# START OF Listed entries

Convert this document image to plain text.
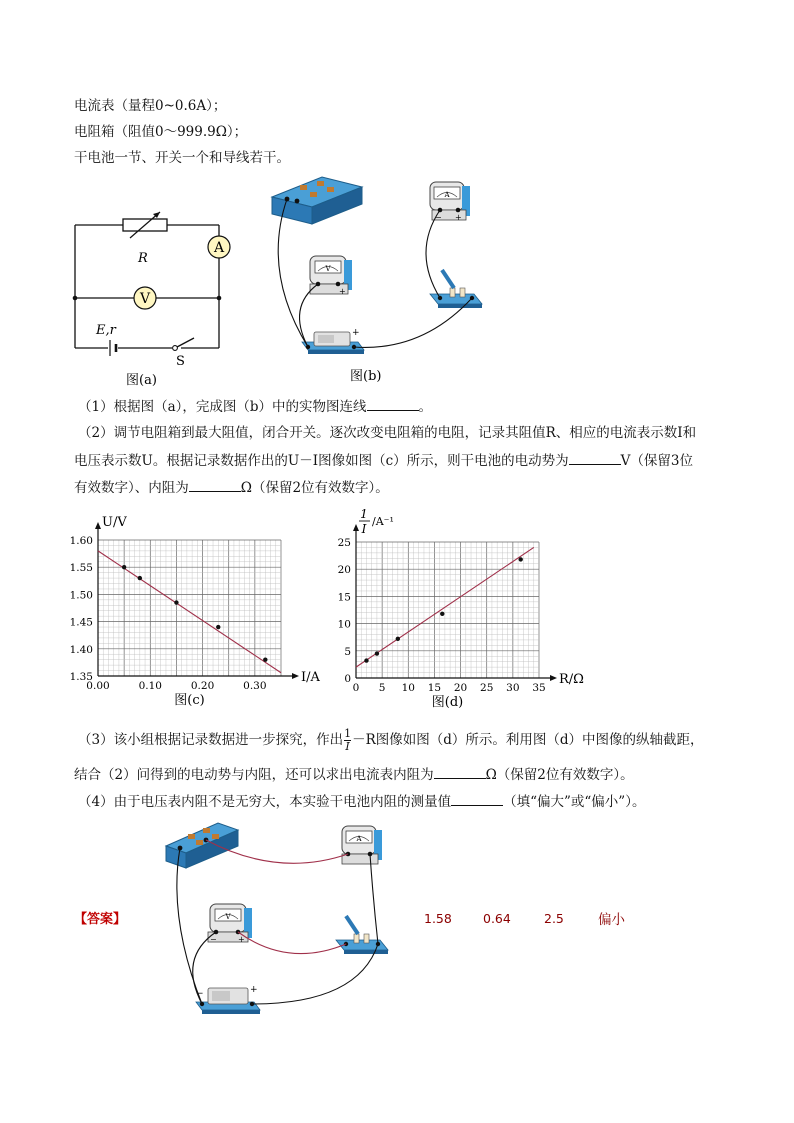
电流表（量程0~0.6A）；
电阻箱（阻值0～999.9Ω）；
干电池一节、开关一个和导线若干。
A
V
R
E,r
S
图(a)
A
− +
V
+
+
图(b)
（1）根据图（a），完成图（b）中的实物图连线	。
（2）调节电阻箱到最大阻值，闭合开关。逐次改变电阻箱的电阻，记录其阻值R、相应的电流表示数I和
电压表示数U。根据记录数据作出的U－I图像如图（c）所示，则干电池的电动势为	V（保留3位
有效数字）、内阻为	Ω（保留2位有效数字）。
0.00	0.10	0.20	0.30
1.35
1.40
1.45
1.50
1.55
1.60
U/V
I/A
图(c)
0 5 10 15 20 25 30 35
0
5
10
15
20
25
1
I
/A⁻¹
R/Ω
图(d)
（3）该小组根据记录数据进一步探究，作出 $\frac{1}{I} -R$图像如图（d）所示。利用图（d）中图像的纵轴截距，
结合（2）问得到的电动势与内阻，还可以求出电流表内阻为	Ω（保留2位有效数字）。
（4）由于电压表内阻不是无穷大，本实验干电池内阻的测量值	（填“偏大”或“偏小”）。
【答案】
A
V
−	+
+
−
1.58 0.64	2.5	偏小
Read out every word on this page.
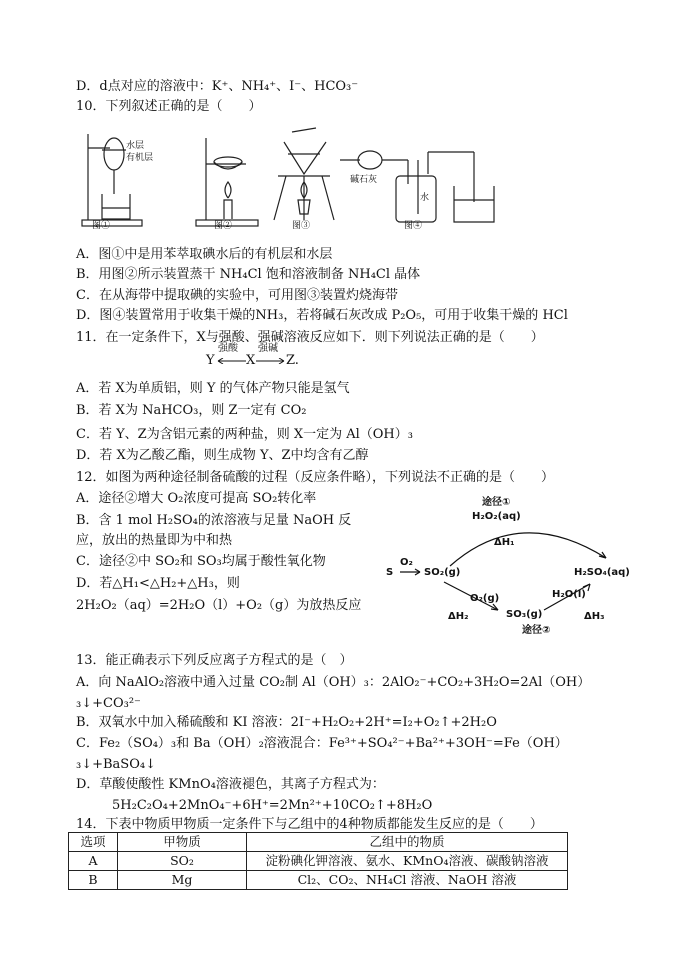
D．d点对应的溶液中：K⁺、NH₄⁺、I⁻、HCO₃⁻
10．下列叙述正确的是（　　）
图①	图②	图③	图④
水层
有机层
碱石灰
水
A．图①中是用苯萃取碘水后的有机层和水层
B．用图②所示装置蒸干 NH₄Cl 饱和溶液制备 NH₄Cl 晶体
C．在从海带中提取碘的实验中，可用图③装置灼烧海带
D．图④装置常用于收集干燥的NH₃，若将碱石灰改成 P₂O₅，可用于收集干燥的 HCl
11．在一定条件下，X与强酸、强碱溶液反应如下．则下列说法正确的是（　　）
Y
强酸
X
强碱
Z.
A．若 X为单质铝，则 Y 的气体产物只能是氢气
B．若 X为 NaHCO₃，则 Z一定有 CO₂
C．若 Y、Z为含铝元素的两种盐，则 X一定为 Al（OH）₃
D．若 X为乙酸乙酯，则生成物 Y、Z中均含有乙醇
12．如图为两种途径制备硫酸的过程（反应条件略），下列说法不正确的是（　　）
A．途径②增大 O₂浓度可提高 SO₂转化率
B．含 1 mol H₂SO₄的浓溶液与足量 NaOH 反
应，放出的热量即为中和热
C．途径②中 SO₂和 SO₃均属于酸性氧化物
D．若△H₁<△H₂+△H₃，则
2H₂O₂（aq）=2H₂O（l）+O₂（g）为放热反应
途径①
H₂O₂(aq)
ΔH₁
S
O₂
SO₂(g)	H₂SO₄(aq)
O₂(g)	H₂O(l)
ΔH₂	SO₃(g)	ΔH₃
途径②
13．能正确表示下列反应离子方程式的是（　）
A．向 NaAlO₂溶液中通入过量 CO₂制 Al（OH）₃：2AlO₂⁻+CO₂+3H₂O=2Al（OH）
₃↓+CO₃²⁻
B．双氧水中加入稀硫酸和 KI 溶液：2I⁻+H₂O₂+2H⁺=I₂+O₂↑+2H₂O
C．Fe₂（SO₄）₃和 Ba（OH）₂溶液混合：Fe³⁺+SO₄²⁻+Ba²⁺+3OH⁻=Fe（OH）
₃↓+BaSO₄↓
D．草酸使酸性 KMnO₄溶液褪色，其离子方程式为：
5H₂C₂O₄+2MnO₄⁻+6H⁺=2Mn²⁺+10CO₂↑+8H₂O
14．下表中物质甲物质一定条件下与乙组中的4种物质都能发生反应的是（　　）
选项	甲物质	乙组中的物质
A	SO₂	淀粉碘化钾溶液、氨水、KMnO₄溶液、碳酸钠溶液
B	Mg	Cl₂、CO₂、NH₄Cl 溶液、NaOH 溶液
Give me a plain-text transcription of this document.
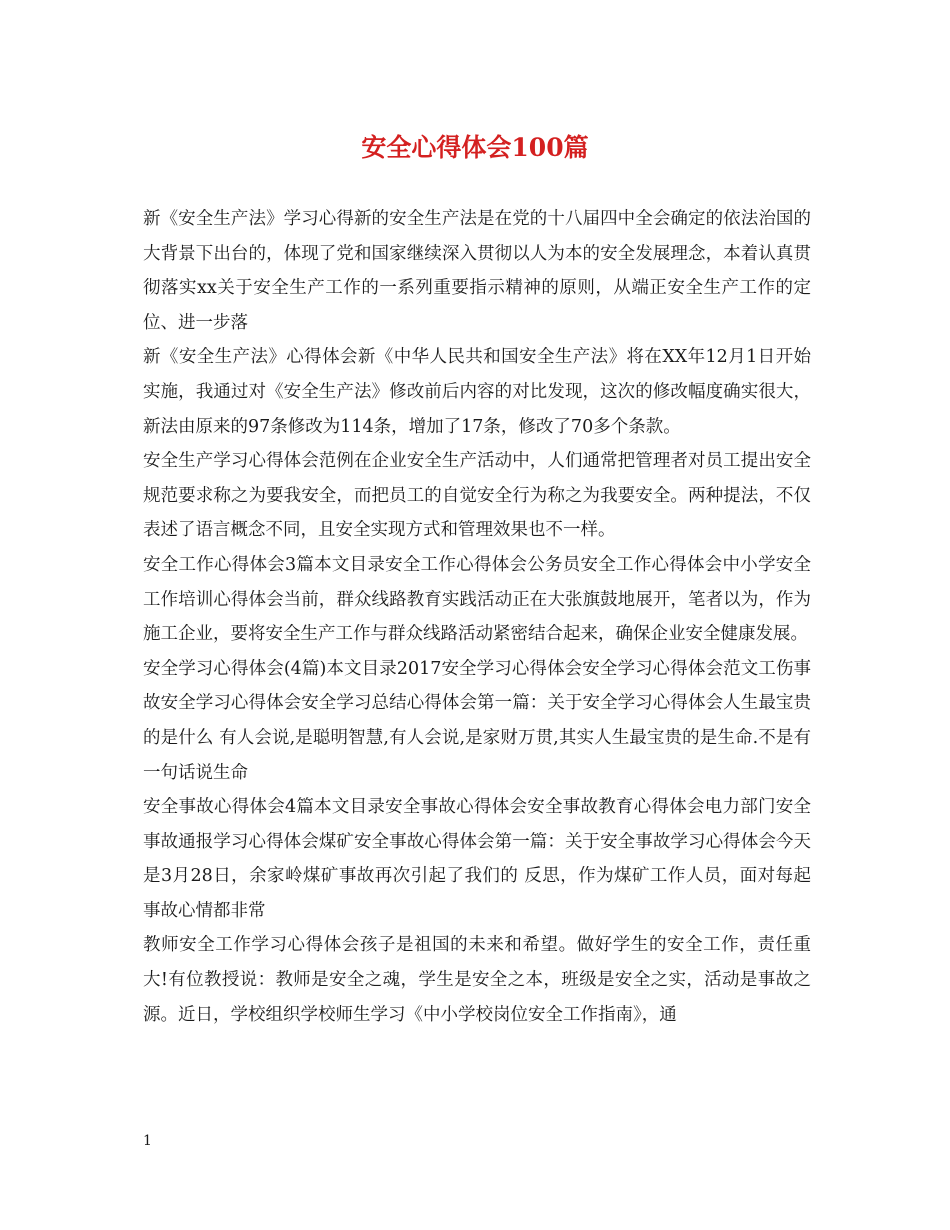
安全心得体会100篇

新《安全生产法》学习心得新的安全生产法是在党的十八届四中全会确定的依法治国的大背景下出台的，体现了党和国家继续深入贯彻以人为本的安全发展理念，本着认真贯彻落实xx关于安全生产工作的一系列重要指示精神的原则，从端正安全生产工作的定位、进一步落

新《安全生产法》心得体会新《中华人民共和国安全生产法》将在XX年12月1日开始实施，我通过对《安全生产法》修改前后内容的对比发现，这次的修改幅度确实很大，新法由原来的97条修改为114条，增加了17条，修改了70多个条款。

安全生产学习心得体会范例在企业安全生产活动中，人们通常把管理者对员工提出安全规范要求称之为要我安全，而把员工的自觉安全行为称之为我要安全。两种提法，不仅表述了语言概念不同，且安全实现方式和管理效果也不一样。

安全工作心得体会3篇本文目录安全工作心得体会公务员安全工作心得体会中小学安全工作培训心得体会当前，群众线路教育实践活动正在大张旗鼓地展开，笔者以为，作为施工企业，要将安全生产工作与群众线路活动紧密结合起来，确保企业安全健康发展。

安全学习心得体会(4篇)本文目录2017安全学习心得体会安全学习心得体会范文工伤事故安全学习心得体会安全学习总结心得体会第一篇：关于安全学习心得体会人生最宝贵的是什么 有人会说,是聪明智慧,有人会说,是家财万贯,其实人生最宝贵的是生命.不是有一句话说生命

安全事故心得体会4篇本文目录安全事故心得体会安全事故教育心得体会电力部门安全事故通报学习心得体会煤矿安全事故心得体会第一篇：关于安全事故学习心得体会今天是3月28日，余家岭煤矿事故再次引起了我们的 反思，作为煤矿工作人员，面对每起事故心情都非常

教师安全工作学习心得体会孩子是祖国的未来和希望。做好学生的安全工作，责任重大!有位教授说：教师是安全之魂，学生是安全之本，班级是安全之实，活动是事故之源。近日，学校组织学校师生学习《中小学校岗位安全工作指南》，通

1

# END OF Listed entries

## What is expected
Copy out the lines in which the string "this" appears.

## The response
Convert this document image to plain text.
Read out every word on this page.
Give me a plain-text transcription of this document.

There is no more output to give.